- TASK DETAILS -
How many lines in the entries below include the string "name"? Answer with the number only.

- Records excerpted from a collection -
########
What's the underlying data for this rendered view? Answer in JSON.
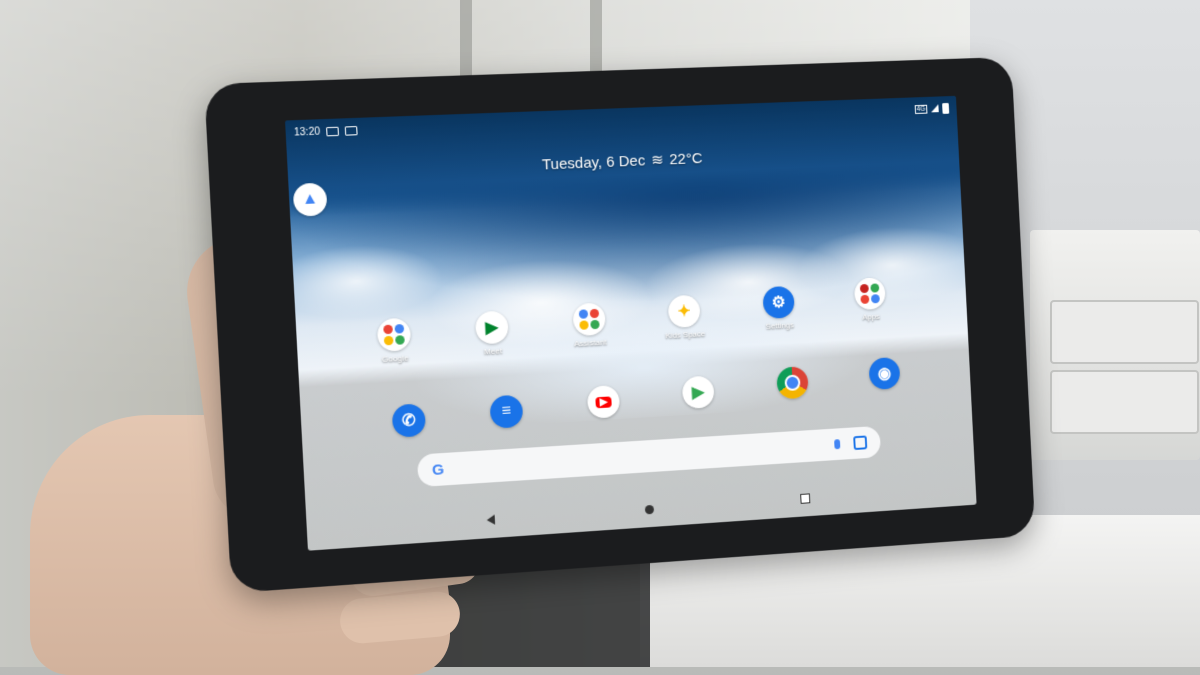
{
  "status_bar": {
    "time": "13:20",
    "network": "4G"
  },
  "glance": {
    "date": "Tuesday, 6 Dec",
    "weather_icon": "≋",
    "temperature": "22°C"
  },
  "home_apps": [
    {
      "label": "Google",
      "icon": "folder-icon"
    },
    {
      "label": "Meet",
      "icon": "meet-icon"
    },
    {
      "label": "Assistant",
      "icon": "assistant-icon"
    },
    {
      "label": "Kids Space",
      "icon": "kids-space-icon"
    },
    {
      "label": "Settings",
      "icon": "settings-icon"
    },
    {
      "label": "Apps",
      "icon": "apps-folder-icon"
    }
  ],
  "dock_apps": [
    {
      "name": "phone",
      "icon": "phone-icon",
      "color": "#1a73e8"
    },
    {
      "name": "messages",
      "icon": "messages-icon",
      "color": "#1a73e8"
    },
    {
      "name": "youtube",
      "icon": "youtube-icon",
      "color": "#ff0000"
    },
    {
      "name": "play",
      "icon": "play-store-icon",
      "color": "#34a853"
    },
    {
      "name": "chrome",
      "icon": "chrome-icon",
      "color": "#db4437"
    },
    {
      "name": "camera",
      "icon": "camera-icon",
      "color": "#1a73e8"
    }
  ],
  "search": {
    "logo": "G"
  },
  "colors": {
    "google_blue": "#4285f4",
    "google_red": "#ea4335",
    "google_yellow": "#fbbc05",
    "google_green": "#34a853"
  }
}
########
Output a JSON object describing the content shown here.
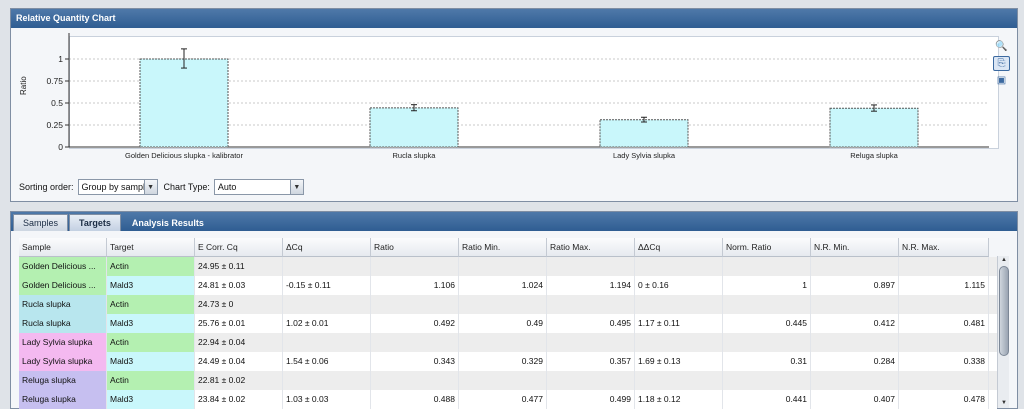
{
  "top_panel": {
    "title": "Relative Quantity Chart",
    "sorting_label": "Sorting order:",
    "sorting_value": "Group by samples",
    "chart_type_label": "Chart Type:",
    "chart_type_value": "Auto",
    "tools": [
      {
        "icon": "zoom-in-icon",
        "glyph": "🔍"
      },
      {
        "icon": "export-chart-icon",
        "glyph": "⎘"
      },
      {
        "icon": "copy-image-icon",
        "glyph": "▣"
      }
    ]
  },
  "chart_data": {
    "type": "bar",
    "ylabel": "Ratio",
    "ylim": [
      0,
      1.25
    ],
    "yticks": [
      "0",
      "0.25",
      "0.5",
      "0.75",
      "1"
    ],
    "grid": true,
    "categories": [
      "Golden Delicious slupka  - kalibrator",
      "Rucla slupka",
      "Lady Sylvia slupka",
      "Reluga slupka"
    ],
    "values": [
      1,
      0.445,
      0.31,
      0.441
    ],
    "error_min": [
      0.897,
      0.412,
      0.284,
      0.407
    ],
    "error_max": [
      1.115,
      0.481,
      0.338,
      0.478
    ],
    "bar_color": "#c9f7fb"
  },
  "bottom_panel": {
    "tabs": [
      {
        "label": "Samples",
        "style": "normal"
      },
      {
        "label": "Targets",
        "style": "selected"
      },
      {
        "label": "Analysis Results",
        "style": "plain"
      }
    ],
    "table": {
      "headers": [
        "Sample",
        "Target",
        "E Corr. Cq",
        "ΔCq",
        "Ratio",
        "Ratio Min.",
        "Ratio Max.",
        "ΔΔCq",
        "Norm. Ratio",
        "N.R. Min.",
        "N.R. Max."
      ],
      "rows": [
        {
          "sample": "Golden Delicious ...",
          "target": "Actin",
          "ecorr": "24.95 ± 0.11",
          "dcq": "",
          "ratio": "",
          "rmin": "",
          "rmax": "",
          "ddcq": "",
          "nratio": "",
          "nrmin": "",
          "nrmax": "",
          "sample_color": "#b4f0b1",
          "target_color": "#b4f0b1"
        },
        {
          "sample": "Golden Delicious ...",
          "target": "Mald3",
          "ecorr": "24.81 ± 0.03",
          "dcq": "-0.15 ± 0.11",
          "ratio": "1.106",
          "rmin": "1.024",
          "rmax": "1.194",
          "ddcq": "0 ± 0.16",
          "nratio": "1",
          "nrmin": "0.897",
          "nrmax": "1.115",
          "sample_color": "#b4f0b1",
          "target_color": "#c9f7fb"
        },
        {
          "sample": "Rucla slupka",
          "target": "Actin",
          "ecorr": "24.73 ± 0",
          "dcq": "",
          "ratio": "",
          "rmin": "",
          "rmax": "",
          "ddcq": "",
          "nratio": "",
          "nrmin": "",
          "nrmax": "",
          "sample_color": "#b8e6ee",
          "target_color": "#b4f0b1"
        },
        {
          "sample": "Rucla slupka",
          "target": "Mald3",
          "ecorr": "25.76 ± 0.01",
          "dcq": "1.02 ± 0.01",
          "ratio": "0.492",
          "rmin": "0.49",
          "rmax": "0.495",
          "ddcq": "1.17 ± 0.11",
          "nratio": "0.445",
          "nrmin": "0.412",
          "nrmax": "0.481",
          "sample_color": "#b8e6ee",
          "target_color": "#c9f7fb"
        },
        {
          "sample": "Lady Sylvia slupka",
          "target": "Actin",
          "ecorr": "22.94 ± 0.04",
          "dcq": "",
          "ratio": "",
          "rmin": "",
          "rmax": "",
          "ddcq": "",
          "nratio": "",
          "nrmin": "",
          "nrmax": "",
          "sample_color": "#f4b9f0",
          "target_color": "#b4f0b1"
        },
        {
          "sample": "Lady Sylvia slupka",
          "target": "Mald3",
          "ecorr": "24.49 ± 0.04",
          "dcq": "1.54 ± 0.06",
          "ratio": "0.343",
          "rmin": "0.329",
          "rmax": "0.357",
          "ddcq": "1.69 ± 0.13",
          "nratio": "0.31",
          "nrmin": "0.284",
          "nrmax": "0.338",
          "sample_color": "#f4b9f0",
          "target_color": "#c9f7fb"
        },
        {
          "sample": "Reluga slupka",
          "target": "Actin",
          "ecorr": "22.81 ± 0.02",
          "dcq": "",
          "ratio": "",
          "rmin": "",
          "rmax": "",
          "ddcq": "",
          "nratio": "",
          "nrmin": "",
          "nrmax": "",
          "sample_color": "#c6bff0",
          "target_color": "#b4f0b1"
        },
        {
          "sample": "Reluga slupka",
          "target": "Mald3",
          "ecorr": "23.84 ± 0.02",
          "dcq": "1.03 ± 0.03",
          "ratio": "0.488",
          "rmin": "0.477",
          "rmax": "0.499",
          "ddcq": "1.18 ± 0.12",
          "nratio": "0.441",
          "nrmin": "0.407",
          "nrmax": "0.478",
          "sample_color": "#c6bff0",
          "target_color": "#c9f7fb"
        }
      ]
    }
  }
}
########
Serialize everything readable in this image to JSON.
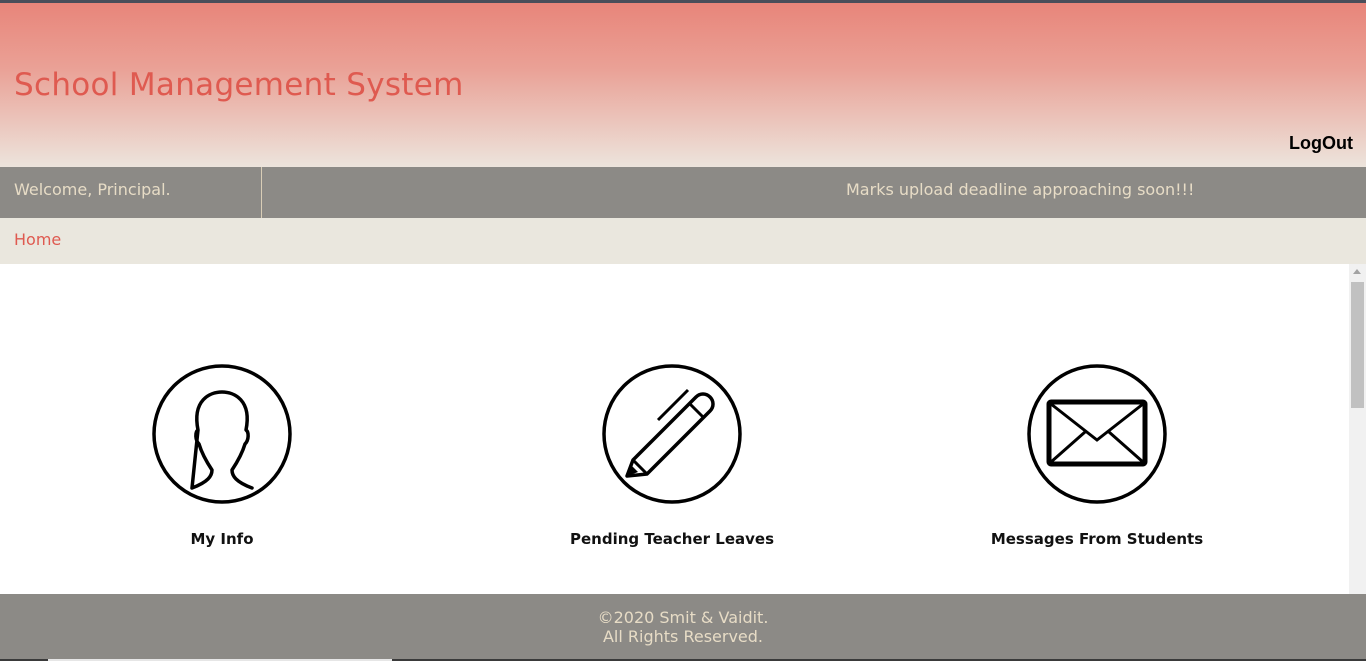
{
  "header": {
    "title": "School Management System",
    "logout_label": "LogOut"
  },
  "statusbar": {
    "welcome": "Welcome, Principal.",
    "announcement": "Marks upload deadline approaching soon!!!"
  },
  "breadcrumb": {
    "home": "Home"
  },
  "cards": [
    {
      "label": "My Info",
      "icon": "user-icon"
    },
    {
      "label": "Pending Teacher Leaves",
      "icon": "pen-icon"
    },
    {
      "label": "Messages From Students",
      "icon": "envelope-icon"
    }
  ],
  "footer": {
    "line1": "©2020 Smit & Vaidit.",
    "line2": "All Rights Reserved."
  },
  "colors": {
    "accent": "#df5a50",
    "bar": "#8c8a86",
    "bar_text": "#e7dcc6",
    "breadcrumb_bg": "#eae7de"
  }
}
########
- WRITTEN REPLY -
6